Comb the records below for the string "content" and copy each line where it turns up.

Start of PROVIDED MATERIAL

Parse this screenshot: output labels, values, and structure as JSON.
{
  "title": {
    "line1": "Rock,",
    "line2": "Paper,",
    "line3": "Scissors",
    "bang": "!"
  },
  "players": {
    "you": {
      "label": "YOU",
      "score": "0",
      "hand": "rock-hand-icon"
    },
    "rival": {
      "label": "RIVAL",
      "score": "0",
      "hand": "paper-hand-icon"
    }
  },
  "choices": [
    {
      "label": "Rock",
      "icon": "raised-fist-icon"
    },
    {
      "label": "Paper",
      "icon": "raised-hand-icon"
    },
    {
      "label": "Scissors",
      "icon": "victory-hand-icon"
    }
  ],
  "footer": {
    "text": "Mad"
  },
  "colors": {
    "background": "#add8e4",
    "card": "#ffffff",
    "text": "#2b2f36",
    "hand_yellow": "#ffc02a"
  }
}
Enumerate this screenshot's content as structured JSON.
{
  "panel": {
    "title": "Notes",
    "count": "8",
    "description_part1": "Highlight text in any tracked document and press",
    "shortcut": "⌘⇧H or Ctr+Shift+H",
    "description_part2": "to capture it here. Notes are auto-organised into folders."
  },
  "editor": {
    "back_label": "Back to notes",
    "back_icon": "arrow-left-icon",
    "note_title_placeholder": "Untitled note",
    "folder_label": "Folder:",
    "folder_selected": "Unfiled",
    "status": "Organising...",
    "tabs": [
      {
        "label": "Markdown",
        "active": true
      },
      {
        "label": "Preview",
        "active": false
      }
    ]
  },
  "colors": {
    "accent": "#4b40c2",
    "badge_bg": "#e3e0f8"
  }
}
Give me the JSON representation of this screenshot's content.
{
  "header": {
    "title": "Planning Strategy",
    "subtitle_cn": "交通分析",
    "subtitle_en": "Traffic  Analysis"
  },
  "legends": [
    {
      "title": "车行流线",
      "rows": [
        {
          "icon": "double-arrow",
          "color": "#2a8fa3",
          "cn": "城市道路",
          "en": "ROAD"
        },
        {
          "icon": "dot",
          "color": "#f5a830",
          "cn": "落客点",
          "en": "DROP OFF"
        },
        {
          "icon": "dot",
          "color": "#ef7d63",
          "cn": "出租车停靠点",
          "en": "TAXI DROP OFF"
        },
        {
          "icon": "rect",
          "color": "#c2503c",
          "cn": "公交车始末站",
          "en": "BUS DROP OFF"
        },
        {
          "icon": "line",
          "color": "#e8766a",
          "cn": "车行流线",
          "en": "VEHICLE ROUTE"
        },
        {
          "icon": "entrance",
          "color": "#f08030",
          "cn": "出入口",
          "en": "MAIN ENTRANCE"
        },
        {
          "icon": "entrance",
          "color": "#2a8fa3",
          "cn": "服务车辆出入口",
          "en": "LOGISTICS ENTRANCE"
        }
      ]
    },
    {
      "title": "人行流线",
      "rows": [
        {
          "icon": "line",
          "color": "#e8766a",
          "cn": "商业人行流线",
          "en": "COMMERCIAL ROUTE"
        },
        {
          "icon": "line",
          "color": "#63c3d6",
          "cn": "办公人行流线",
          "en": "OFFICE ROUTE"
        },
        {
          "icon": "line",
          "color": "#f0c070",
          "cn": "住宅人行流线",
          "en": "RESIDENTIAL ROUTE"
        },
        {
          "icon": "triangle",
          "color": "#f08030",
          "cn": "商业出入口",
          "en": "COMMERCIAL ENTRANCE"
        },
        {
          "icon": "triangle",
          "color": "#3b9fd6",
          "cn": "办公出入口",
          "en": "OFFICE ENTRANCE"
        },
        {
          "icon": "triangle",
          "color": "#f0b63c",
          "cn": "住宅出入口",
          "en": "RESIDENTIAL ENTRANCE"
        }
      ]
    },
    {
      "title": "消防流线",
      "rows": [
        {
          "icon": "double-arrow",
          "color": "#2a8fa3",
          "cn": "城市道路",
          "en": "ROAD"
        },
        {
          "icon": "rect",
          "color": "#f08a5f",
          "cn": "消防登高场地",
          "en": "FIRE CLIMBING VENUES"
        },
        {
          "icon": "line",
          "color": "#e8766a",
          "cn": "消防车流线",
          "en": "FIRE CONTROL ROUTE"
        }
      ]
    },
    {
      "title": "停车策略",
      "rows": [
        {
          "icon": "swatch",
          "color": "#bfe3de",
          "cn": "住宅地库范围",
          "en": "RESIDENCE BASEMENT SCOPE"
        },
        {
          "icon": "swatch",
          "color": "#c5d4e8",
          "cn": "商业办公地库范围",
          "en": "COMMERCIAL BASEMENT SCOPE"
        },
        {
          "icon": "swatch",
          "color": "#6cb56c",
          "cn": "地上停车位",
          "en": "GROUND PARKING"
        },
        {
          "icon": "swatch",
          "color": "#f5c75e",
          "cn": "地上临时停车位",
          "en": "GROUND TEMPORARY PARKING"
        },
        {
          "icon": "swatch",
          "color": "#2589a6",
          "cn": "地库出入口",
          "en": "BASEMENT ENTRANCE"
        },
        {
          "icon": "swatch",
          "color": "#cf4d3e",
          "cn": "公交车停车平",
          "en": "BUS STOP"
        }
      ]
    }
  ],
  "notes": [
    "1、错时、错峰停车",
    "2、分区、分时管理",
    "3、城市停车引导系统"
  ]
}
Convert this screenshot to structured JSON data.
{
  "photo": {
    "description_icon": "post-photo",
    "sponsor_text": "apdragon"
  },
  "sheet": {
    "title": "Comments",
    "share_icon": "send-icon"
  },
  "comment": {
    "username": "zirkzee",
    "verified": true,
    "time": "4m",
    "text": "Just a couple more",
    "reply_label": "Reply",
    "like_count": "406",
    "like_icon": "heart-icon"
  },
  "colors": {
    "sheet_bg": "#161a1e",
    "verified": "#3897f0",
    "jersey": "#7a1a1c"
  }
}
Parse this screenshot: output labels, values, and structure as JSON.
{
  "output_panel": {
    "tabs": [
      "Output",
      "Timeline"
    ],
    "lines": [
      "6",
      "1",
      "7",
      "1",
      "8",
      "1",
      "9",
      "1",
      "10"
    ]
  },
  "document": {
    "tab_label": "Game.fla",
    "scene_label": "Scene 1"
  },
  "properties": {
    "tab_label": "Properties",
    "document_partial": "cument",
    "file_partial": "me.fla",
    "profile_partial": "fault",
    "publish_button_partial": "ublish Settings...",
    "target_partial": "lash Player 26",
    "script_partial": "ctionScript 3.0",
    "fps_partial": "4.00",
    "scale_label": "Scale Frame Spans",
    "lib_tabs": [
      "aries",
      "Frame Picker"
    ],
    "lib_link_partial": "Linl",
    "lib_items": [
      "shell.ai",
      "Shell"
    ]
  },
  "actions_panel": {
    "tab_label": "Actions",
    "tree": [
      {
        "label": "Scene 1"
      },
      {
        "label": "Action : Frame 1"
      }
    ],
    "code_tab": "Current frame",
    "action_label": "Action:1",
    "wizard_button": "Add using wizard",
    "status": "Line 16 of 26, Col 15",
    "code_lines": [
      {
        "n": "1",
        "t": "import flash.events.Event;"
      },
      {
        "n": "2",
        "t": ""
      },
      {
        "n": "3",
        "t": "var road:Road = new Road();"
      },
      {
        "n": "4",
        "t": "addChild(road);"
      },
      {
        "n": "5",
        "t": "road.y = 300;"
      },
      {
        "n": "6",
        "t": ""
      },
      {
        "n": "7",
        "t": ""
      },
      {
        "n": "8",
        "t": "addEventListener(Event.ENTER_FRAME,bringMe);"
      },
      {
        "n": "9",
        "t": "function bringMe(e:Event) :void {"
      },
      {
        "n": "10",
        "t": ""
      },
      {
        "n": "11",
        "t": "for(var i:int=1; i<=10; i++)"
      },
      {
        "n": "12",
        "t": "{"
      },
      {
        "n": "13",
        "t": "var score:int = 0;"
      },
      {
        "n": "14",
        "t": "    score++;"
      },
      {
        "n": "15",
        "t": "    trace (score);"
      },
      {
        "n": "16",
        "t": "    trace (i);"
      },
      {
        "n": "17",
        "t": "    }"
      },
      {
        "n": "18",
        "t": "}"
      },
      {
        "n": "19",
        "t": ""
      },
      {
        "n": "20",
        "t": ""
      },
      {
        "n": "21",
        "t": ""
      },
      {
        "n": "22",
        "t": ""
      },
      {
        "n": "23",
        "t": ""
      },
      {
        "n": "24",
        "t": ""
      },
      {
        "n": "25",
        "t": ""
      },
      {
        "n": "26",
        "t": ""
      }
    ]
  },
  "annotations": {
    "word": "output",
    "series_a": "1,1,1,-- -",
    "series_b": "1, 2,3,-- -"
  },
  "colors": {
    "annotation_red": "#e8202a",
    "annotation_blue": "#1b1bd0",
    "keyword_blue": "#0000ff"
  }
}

End of PROVIDED MATERIAL

* [TASK RESULT]:
Enumerate this screenshot's content as structured JSON.
Give me the JSON representation of this screenshot's content.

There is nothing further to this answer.